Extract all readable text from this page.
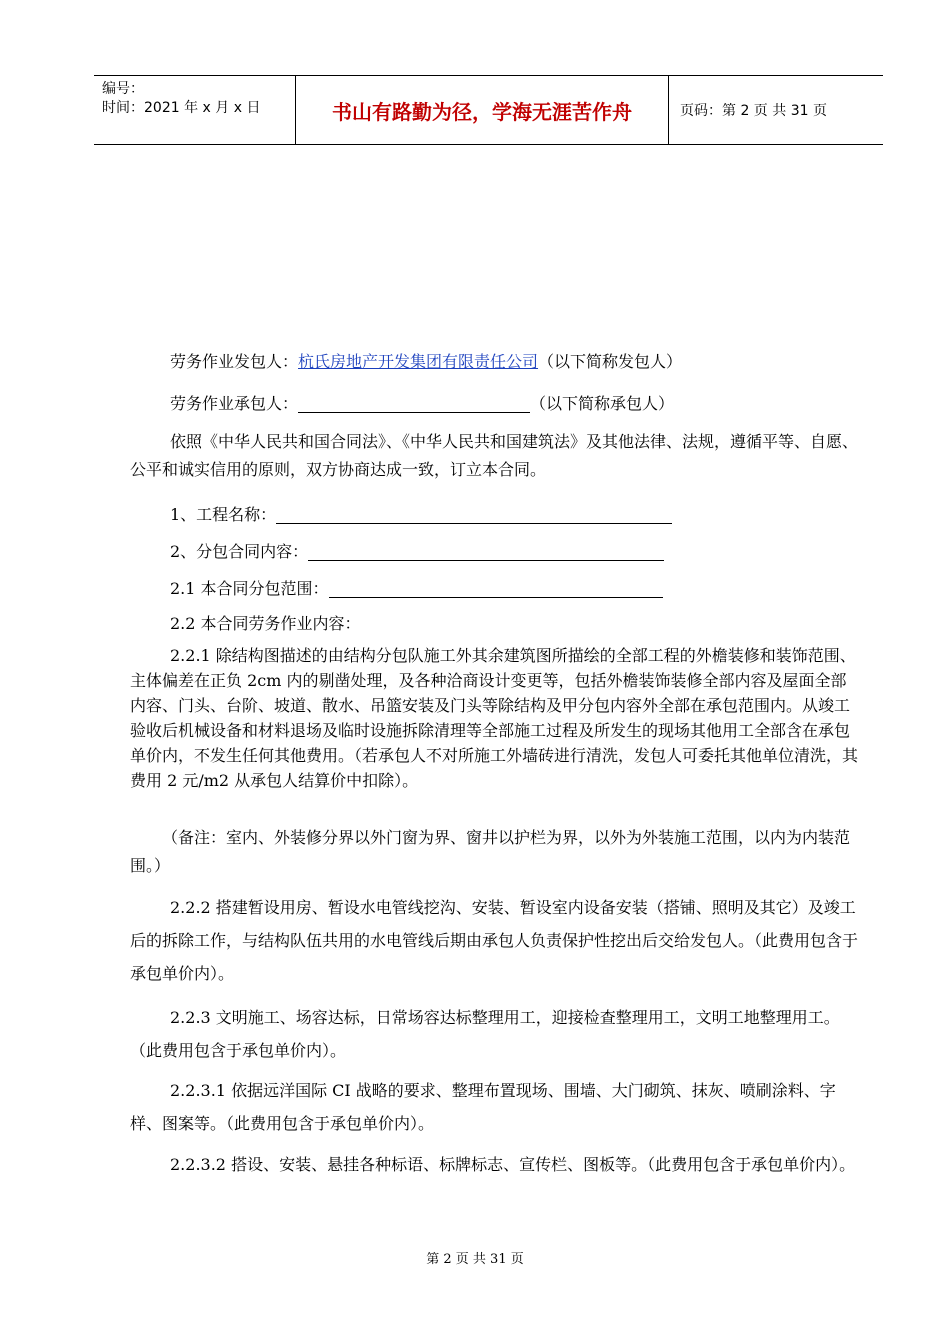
编号：
时间：2021 年 x 月 x 日	书山有路勤为径，学海无涯苦作舟	页码：第 2 页 共 31 页
劳务作业发包人：杭氏房地产开发集团有限责任公司（以下简称发包人）
劳务作业承包人：	（以下简称承包人）
依照《中华人民共和国合同法》、《中华人民共和国建筑法》及其他法律、法规，遵循平等、自愿、公平和诚实信用的原则，双方协商达成一致，订立本合同。
1、工程名称：
2、分包合同内容：
2.1 本合同分包范围：
2.2 本合同劳务作业内容：
2.2.1 除结构图描述的由结构分包队施工外其余建筑图所描绘的全部工程的外檐装修和装饰范围、主体偏差在正负 2cm 内的剔凿处理，及各种洽商设计变更等，包括外檐装饰装修全部内容及屋面全部内容、门头、台阶、坡道、散水、吊篮安装及门头等除结构及甲分包内容外全部在承包范围内。从竣工验收后机械设备和材料退场及临时设施拆除清理等全部施工过程及所发生的现场其他用工全部含在承包单价内，不发生任何其他费用。（若承包人不对所施工外墙砖进行清洗，发包人可委托其他单位清洗，其费用 2 元/m2 从承包人结算价中扣除）。
（备注：室内、外装修分界以外门窗为界、窗井以护栏为界，以外为外装施工范围，以内为内装范围。）
2.2.2 搭建暂设用房、暂设水电管线挖沟、安装、暂设室内设备安装（搭铺、照明及其它）及竣工后的拆除工作，与结构队伍共用的水电管线后期由承包人负责保护性挖出后交给发包人。（此费用包含于承包单价内）。
2.2.3 文明施工、场容达标，日常场容达标整理用工，迎接检查整理用工，文明工地整理用工。（此费用包含于承包单价内）。
2.2.3.1 依据远洋国际 CI 战略的要求、整理布置现场、围墙、大门砌筑、抹灰、喷刷涂料、字样、图案等。（此费用包含于承包单价内）。
2.2.3.2 搭设、安装、悬挂各种标语、标牌标志、宣传栏、图板等。（此费用包含于承包单价内）。
第 2 页 共 31 页
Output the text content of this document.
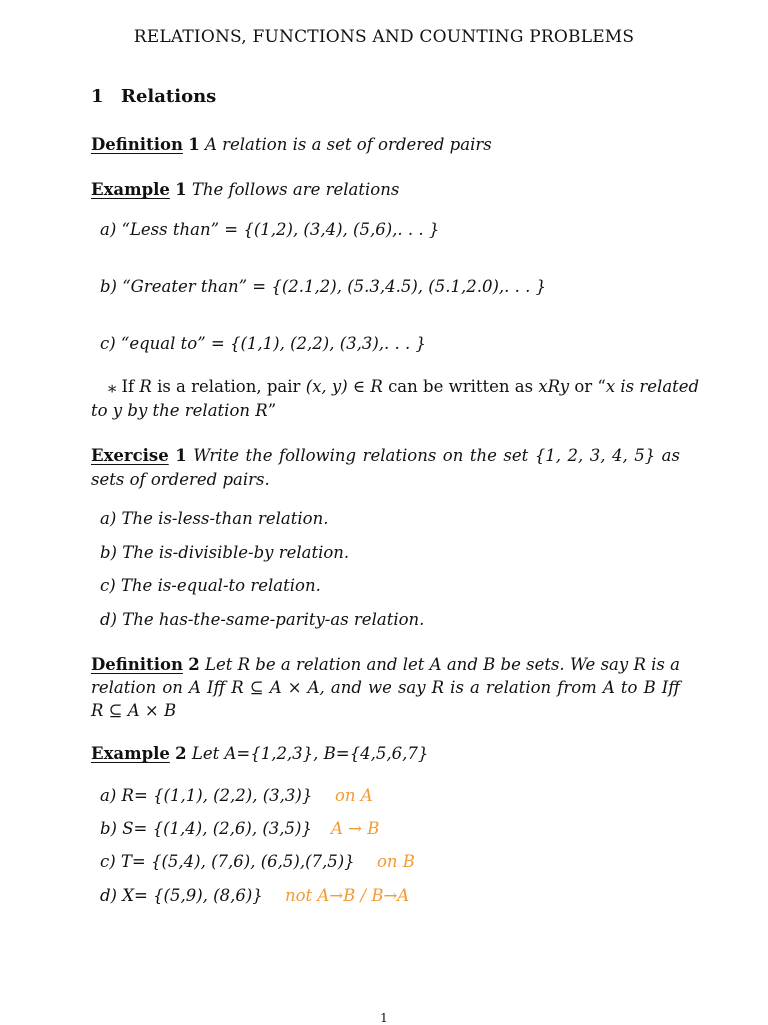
RELATIONS, FUNCTIONS AND COUNTING PROBLEMS
1 Relations
Definition 1 A relation is a set of ordered pairs
Example 1 The follows are relations
a) “Less than” = {(1,2), (3,4), (5,6),. . . }
b) “Greater than” = {(2.1,2), (5.3,4.5), (5.1,2.0),. . . }
c) “equal to” = {(1,1), (2,2), (3,3),. . . }
⁎ If R is a relation, pair (x, y) ∈ R can be written as xRy or “x is related
to y by the relation R”
Exercise 1 Write the following relations on the set {1, 2, 3, 4, 5} as sets of ordered pairs.
a) The is-less-than relation.
b) The is-divisible-by relation.
c) The is-equal-to relation.
d) The has-the-same-parity-as relation.
Definition 2 Let R be a relation and let A and B be sets. We say R is a relation on A Iff R ⊆ A × A, and we say R is a relation from A to B Iff R ⊆ A × B
Example 2 Let A={1,2,3}, B={4,5,6,7}
a) R= {(1,1), (2,2), (3,3)} on A
b) S= {(1,4), (2,6), (3,5)} A → B
c) T= {(5,4), (7,6), (6,5),(7,5)} on B
d) X= {(5,9), (8,6)} not A→B / B→A
1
--
* YOUR INSTRUCTIONS:
Transcribe the material exactly, leaving every picture out.

* FULL SOLUTION:
Extract all readable text from this page.
编号：
时间：2021 年 x 月 x 日	书山有路勤为径，学海无涯苦作舟	页码：第 2 页 共 31 页
劳务作业发包人：杭氏房地产开发集团有限责任公司（以下简称发包人）
劳务作业承包人：	（以下简称承包人）
依照《中华人民共和国合同法》、《中华人民共和国建筑法》及其他法律、法规，遵循平等、自愿、公平和诚实信用的原则，双方协商达成一致，订立本合同。
1、工程名称：
2、分包合同内容：
2.1 本合同分包范围：
2.2 本合同劳务作业内容：
2.2.1 除结构图描述的由结构分包队施工外其余建筑图所描绘的全部工程的外檐装修和装饰范围、主体偏差在正负 2cm 内的剔凿处理，及各种洽商设计变更等，包括外檐装饰装修全部内容及屋面全部内容、门头、台阶、坡道、散水、吊篮安装及门头等除结构及甲分包内容外全部在承包范围内。从竣工验收后机械设备和材料退场及临时设施拆除清理等全部施工过程及所发生的现场其他用工全部含在承包单价内，不发生任何其他费用。（若承包人不对所施工外墙砖进行清洗，发包人可委托其他单位清洗，其费用 2 元/m2 从承包人结算价中扣除）。
（备注：室内、外装修分界以外门窗为界、窗井以护栏为界，以外为外装施工范围，以内为内装范围。）
2.2.2 搭建暂设用房、暂设水电管线挖沟、安装、暂设室内设备安装（搭铺、照明及其它）及竣工后的拆除工作，与结构队伍共用的水电管线后期由承包人负责保护性挖出后交给发包人。（此费用包含于承包单价内）。
2.2.3 文明施工、场容达标，日常场容达标整理用工，迎接检查整理用工，文明工地整理用工。（此费用包含于承包单价内）。
2.2.3.1 依据远洋国际 CI 战略的要求、整理布置现场、围墙、大门砌筑、抹灰、喷刷涂料、字样、图案等。（此费用包含于承包单价内）。
2.2.3.2 搭设、安装、悬挂各种标语、标牌标志、宣传栏、图板等。（此费用包含于承包单价内）。
第 2 页 共 31 页
Output the text content of this document.
RELATIONS, FUNCTIONS AND COUNTING PROBLEMS
1 Relations
Definition 1 A relation is a set of ordered pairs
Example 1 The follows are relations
a) “Less than” = {(1,2), (3,4), (5,6),. . . }
b) “Greater than” = {(2.1,2), (5.3,4.5), (5.1,2.0),. . . }
c) “equal to” = {(1,1), (2,2), (3,3),. . . }
⁎ If R is a relation, pair (x, y) ∈ R can be written as xRy or “x is related
to y by the relation R”
Exercise 1 Write the following relations on the set {1, 2, 3, 4, 5} as sets of ordered pairs.
a) The is-less-than relation.
b) The is-divisible-by relation.
c) The is-equal-to relation.
d) The has-the-same-parity-as relation.
Definition 2 Let R be a relation and let A and B be sets. We say R is a relation on A Iff R ⊆ A × A, and we say R is a relation from A to B Iff R ⊆ A × B
Example 2 Let A={1,2,3}, B={4,5,6,7}
a) R= {(1,1), (2,2), (3,3)} on A
b) S= {(1,4), (2,6), (3,5)} A → B
c) T= {(5,4), (7,6), (6,5),(7,5)} on B
d) X= {(5,9), (8,6)} not A→B / B→A
1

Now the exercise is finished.